-- Problem description --
Look through the data and write out every line with the word "this" in it.

------ Material shown

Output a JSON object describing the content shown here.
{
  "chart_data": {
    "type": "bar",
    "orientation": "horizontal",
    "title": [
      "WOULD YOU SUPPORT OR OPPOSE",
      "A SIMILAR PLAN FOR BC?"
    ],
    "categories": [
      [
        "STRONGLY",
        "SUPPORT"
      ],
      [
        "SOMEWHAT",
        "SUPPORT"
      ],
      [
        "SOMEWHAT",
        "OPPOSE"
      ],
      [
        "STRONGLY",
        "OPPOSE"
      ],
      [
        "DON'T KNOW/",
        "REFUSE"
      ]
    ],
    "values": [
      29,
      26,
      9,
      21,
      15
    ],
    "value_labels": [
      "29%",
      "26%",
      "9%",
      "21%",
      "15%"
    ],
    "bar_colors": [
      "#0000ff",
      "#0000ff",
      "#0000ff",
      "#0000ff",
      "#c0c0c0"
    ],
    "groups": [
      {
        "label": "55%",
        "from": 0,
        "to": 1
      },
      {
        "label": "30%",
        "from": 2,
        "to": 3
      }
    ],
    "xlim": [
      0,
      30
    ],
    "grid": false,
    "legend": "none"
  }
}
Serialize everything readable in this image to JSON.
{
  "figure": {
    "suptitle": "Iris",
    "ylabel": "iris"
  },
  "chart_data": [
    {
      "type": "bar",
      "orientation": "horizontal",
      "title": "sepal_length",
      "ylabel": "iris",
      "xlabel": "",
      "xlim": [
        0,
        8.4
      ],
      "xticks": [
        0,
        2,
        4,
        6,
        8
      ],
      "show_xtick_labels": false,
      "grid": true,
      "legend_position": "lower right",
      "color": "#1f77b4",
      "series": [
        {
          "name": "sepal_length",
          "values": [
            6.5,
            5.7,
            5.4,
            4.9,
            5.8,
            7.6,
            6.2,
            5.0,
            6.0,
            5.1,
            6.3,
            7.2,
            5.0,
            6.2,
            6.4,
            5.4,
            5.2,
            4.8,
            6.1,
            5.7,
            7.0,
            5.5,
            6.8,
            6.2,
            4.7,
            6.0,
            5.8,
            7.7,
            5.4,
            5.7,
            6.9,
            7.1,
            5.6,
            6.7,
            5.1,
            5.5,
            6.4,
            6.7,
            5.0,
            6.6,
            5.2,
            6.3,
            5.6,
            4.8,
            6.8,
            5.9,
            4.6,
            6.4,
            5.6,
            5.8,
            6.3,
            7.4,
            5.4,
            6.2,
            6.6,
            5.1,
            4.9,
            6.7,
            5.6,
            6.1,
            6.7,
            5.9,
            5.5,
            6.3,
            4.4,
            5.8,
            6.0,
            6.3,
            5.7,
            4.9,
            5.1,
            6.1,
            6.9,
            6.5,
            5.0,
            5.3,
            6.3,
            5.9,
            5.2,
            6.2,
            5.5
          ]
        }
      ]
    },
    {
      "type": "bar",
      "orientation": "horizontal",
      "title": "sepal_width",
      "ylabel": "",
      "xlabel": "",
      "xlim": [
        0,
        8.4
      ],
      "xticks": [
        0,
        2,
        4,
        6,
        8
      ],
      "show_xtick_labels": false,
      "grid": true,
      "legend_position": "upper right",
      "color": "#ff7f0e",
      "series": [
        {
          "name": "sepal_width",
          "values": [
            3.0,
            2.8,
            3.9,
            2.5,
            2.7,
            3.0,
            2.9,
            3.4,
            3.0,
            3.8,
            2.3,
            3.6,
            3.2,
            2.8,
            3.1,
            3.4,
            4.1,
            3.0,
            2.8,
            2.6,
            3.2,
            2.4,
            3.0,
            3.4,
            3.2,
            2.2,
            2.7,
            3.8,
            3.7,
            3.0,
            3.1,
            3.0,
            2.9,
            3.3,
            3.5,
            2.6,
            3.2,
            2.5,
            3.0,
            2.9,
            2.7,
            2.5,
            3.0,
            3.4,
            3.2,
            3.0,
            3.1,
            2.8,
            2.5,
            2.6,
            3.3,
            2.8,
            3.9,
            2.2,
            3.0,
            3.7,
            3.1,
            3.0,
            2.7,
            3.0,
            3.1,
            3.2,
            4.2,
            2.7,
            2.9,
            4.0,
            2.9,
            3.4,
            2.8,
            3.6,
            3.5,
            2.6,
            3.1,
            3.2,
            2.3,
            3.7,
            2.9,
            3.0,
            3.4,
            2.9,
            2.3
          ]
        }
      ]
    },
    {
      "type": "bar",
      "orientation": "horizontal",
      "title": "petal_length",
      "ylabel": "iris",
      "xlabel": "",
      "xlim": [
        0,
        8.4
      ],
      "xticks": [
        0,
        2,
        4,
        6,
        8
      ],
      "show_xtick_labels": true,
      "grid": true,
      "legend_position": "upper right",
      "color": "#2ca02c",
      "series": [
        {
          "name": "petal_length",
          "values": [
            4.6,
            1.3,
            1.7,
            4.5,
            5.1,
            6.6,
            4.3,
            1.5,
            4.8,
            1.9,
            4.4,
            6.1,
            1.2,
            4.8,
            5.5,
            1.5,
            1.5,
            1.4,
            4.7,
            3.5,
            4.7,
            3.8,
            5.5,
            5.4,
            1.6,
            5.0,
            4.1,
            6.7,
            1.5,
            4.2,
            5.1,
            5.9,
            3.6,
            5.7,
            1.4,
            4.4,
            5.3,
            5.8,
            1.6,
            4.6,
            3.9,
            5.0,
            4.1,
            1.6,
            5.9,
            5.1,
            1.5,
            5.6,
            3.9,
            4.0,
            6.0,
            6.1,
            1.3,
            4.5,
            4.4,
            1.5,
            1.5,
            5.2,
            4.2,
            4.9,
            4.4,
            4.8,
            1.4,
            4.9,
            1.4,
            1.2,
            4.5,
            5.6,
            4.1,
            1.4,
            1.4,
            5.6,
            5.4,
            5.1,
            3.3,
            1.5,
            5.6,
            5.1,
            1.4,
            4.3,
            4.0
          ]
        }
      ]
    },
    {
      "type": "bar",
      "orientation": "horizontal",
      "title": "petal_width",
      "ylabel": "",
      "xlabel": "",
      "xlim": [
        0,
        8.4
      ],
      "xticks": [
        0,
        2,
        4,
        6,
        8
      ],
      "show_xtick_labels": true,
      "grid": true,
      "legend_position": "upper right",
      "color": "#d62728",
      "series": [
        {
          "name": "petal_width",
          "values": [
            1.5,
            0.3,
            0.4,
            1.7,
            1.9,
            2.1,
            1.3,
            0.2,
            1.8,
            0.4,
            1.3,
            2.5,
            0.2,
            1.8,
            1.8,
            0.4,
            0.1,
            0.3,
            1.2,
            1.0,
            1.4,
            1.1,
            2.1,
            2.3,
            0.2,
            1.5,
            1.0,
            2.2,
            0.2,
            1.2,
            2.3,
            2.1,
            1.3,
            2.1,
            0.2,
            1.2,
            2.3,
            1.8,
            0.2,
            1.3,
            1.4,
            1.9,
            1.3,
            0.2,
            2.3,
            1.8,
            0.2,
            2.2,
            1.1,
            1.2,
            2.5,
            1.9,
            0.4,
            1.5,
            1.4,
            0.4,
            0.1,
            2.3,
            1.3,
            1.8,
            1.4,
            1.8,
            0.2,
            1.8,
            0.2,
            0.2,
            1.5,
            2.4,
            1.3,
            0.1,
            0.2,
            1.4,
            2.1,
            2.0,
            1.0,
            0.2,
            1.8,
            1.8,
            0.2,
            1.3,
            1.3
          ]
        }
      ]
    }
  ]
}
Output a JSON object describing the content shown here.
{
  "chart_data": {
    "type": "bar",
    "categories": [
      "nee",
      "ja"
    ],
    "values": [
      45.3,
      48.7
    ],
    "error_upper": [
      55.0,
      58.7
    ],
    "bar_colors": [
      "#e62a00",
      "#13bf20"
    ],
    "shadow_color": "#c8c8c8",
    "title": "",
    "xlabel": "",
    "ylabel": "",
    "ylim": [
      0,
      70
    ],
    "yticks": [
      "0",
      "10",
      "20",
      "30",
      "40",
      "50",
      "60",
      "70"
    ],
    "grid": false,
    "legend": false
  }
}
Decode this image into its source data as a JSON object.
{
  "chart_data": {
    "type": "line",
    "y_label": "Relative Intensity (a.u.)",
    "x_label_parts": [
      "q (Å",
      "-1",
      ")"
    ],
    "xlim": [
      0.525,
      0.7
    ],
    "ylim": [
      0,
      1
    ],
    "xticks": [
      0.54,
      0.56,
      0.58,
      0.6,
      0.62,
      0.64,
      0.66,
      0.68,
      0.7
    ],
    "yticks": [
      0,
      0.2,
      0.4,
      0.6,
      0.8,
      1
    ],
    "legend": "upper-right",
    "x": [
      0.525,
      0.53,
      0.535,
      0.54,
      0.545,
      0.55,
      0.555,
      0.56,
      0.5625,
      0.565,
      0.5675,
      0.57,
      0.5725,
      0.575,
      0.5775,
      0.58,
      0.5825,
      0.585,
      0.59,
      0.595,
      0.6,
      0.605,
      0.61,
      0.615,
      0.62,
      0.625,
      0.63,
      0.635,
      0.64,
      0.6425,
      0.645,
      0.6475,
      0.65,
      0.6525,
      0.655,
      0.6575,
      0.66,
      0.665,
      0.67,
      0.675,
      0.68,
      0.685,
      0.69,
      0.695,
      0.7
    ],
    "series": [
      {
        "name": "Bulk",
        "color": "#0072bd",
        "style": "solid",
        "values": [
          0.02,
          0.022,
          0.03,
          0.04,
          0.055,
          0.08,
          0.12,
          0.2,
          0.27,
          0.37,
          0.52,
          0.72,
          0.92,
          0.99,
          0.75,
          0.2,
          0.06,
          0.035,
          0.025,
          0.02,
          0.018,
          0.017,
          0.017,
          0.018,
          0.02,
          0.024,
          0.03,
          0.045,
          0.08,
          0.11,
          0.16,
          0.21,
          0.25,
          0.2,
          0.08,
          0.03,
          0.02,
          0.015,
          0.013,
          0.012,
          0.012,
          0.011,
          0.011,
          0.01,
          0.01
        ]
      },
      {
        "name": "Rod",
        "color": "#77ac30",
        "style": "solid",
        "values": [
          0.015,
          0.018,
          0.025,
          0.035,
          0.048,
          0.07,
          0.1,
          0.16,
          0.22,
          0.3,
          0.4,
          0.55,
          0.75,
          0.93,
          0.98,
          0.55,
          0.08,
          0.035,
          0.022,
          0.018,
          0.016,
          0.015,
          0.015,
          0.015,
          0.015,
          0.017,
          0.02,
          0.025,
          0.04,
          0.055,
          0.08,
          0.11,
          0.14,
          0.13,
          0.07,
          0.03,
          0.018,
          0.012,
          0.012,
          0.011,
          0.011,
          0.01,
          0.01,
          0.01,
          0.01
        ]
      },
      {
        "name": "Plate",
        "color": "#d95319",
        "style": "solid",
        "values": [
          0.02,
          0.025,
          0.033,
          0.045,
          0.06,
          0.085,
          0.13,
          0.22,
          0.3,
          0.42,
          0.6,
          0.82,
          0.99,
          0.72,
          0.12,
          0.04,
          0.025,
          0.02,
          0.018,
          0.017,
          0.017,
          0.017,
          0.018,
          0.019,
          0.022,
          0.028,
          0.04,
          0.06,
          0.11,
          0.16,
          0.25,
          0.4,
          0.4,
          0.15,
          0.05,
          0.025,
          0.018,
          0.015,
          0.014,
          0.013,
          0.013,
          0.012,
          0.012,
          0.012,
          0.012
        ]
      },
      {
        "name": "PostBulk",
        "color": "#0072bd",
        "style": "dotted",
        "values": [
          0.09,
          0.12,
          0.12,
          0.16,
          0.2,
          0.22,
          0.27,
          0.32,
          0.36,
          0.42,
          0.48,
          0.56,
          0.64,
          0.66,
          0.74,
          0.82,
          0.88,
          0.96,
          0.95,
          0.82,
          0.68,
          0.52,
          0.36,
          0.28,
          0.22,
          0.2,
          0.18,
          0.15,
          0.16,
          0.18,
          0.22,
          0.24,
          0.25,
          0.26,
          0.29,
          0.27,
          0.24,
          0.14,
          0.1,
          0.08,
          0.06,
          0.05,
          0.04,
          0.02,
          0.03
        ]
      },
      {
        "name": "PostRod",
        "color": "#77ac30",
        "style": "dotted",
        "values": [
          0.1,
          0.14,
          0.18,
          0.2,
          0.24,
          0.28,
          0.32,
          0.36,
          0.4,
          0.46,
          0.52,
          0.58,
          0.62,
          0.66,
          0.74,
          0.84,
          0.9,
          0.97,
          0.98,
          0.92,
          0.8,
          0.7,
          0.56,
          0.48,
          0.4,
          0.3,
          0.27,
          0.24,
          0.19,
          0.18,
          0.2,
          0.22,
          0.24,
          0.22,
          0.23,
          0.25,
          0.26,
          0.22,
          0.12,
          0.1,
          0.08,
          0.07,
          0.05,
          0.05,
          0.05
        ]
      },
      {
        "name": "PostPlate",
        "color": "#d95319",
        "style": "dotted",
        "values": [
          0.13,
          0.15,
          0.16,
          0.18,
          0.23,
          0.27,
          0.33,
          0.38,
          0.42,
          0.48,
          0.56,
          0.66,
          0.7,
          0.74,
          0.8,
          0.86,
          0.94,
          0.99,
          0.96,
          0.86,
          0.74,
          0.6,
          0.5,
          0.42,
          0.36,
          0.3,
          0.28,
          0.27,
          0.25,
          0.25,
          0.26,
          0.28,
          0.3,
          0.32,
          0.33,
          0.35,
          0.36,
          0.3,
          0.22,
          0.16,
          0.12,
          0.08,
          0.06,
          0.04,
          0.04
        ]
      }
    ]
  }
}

------------

-- Final answer --
Serialize everything readable in this image to JSON.
Decode this image into its source data as a JSON object.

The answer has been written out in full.